[Dataset records on visual material]

● ● ● ●

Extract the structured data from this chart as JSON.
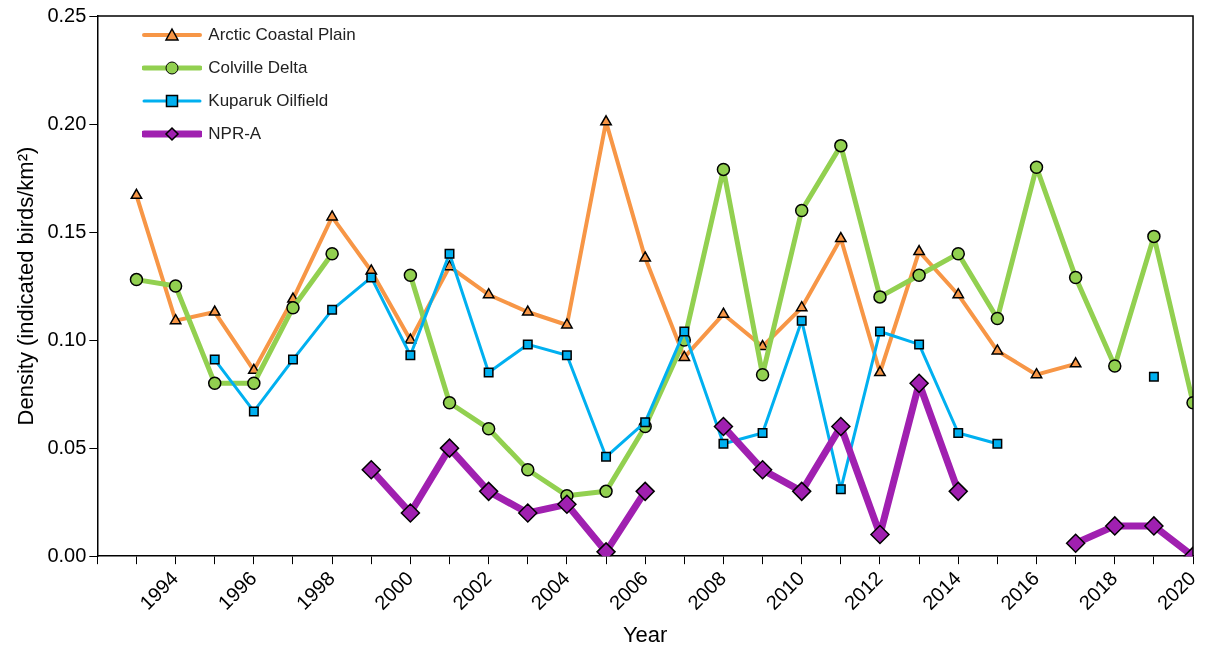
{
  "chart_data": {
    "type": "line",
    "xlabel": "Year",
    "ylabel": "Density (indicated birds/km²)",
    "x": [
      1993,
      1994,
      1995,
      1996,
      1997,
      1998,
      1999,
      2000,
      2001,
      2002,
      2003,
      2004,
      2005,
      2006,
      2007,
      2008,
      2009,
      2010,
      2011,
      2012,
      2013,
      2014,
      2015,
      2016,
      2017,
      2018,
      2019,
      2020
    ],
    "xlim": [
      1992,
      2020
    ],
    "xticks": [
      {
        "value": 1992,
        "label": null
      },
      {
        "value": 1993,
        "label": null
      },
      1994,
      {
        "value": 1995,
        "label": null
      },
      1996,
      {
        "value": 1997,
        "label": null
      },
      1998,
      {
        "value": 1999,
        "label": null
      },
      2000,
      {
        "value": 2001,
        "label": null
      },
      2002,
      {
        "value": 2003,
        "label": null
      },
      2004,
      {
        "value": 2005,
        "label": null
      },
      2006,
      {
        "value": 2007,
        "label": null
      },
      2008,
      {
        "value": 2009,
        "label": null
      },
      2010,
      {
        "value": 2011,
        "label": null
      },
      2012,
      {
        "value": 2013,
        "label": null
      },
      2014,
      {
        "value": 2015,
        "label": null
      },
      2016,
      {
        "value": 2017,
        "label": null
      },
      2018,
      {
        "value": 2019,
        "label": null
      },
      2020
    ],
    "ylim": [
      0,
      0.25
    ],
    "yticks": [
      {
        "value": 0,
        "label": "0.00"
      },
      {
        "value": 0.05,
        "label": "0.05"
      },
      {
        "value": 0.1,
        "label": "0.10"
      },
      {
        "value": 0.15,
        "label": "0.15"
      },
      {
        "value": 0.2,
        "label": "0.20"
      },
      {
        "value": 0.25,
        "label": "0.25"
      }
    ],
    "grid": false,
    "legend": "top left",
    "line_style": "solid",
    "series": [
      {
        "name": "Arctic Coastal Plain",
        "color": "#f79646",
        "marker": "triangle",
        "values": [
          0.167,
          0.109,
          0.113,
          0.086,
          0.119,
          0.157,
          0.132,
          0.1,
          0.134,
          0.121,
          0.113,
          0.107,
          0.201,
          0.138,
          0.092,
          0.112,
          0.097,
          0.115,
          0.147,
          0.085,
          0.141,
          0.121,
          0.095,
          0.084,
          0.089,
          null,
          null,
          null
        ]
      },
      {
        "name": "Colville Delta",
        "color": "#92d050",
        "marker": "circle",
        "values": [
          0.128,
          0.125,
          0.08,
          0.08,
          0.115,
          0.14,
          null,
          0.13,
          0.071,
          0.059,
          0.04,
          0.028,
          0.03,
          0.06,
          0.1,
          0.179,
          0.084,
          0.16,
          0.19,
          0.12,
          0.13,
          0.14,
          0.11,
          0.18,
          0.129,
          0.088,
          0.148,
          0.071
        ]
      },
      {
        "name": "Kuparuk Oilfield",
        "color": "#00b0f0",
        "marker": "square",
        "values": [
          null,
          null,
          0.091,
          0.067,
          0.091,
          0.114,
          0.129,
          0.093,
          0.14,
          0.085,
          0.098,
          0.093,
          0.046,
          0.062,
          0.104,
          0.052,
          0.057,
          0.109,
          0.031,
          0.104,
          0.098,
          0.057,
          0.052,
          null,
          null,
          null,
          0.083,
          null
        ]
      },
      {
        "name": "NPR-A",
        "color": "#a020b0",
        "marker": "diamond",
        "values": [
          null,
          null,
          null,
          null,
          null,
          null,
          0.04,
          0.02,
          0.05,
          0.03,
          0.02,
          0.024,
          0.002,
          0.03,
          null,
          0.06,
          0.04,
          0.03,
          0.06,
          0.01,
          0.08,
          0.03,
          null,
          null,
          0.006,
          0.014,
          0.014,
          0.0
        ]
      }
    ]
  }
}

● ● ● ●

*Job*: Retype the entries word for word. Omit any images.

*Answer to this exercise*:
Extract the structured data from this chart as JSON.
{
  "chart_data": {
    "type": "line",
    "xlabel": "Year",
    "ylabel": "Density (indicated birds/km²)",
    "x": [
      1993,
      1994,
      1995,
      1996,
      1997,
      1998,
      1999,
      2000,
      2001,
      2002,
      2003,
      2004,
      2005,
      2006,
      2007,
      2008,
      2009,
      2010,
      2011,
      2012,
      2013,
      2014,
      2015,
      2016,
      2017,
      2018,
      2019,
      2020
    ],
    "xlim": [
      1992,
      2020
    ],
    "xticks": [
      {
        "value": 1992,
        "label": null
      },
      {
        "value": 1993,
        "label": null
      },
      1994,
      {
        "value": 1995,
        "label": null
      },
      1996,
      {
        "value": 1997,
        "label": null
      },
      1998,
      {
        "value": 1999,
        "label": null
      },
      2000,
      {
        "value": 2001,
        "label": null
      },
      2002,
      {
        "value": 2003,
        "label": null
      },
      2004,
      {
        "value": 2005,
        "label": null
      },
      2006,
      {
        "value": 2007,
        "label": null
      },
      2008,
      {
        "value": 2009,
        "label": null
      },
      2010,
      {
        "value": 2011,
        "label": null
      },
      2012,
      {
        "value": 2013,
        "label": null
      },
      2014,
      {
        "value": 2015,
        "label": null
      },
      2016,
      {
        "value": 2017,
        "label": null
      },
      2018,
      {
        "value": 2019,
        "label": null
      },
      2020
    ],
    "ylim": [
      0,
      0.25
    ],
    "yticks": [
      {
        "value": 0,
        "label": "0.00"
      },
      {
        "value": 0.05,
        "label": "0.05"
      },
      {
        "value": 0.1,
        "label": "0.10"
      },
      {
        "value": 0.15,
        "label": "0.15"
      },
      {
        "value": 0.2,
        "label": "0.20"
      },
      {
        "value": 0.25,
        "label": "0.25"
      }
    ],
    "grid": false,
    "legend": "top left",
    "line_style": "solid",
    "series": [
      {
        "name": "Arctic Coastal Plain",
        "color": "#f79646",
        "marker": "triangle",
        "values": [
          0.167,
          0.109,
          0.113,
          0.086,
          0.119,
          0.157,
          0.132,
          0.1,
          0.134,
          0.121,
          0.113,
          0.107,
          0.201,
          0.138,
          0.092,
          0.112,
          0.097,
          0.115,
          0.147,
          0.085,
          0.141,
          0.121,
          0.095,
          0.084,
          0.089,
          null,
          null,
          null
        ]
      },
      {
        "name": "Colville Delta",
        "color": "#92d050",
        "marker": "circle",
        "values": [
          0.128,
          0.125,
          0.08,
          0.08,
          0.115,
          0.14,
          null,
          0.13,
          0.071,
          0.059,
          0.04,
          0.028,
          0.03,
          0.06,
          0.1,
          0.179,
          0.084,
          0.16,
          0.19,
          0.12,
          0.13,
          0.14,
          0.11,
          0.18,
          0.129,
          0.088,
          0.148,
          0.071
        ]
      },
      {
        "name": "Kuparuk Oilfield",
        "color": "#00b0f0",
        "marker": "square",
        "values": [
          null,
          null,
          0.091,
          0.067,
          0.091,
          0.114,
          0.129,
          0.093,
          0.14,
          0.085,
          0.098,
          0.093,
          0.046,
          0.062,
          0.104,
          0.052,
          0.057,
          0.109,
          0.031,
          0.104,
          0.098,
          0.057,
          0.052,
          null,
          null,
          null,
          0.083,
          null
        ]
      },
      {
        "name": "NPR-A",
        "color": "#a020b0",
        "marker": "diamond",
        "values": [
          null,
          null,
          null,
          null,
          null,
          null,
          0.04,
          0.02,
          0.05,
          0.03,
          0.02,
          0.024,
          0.002,
          0.03,
          null,
          0.06,
          0.04,
          0.03,
          0.06,
          0.01,
          0.08,
          0.03,
          null,
          null,
          0.006,
          0.014,
          0.014,
          0.0
        ]
      }
    ]
  }
}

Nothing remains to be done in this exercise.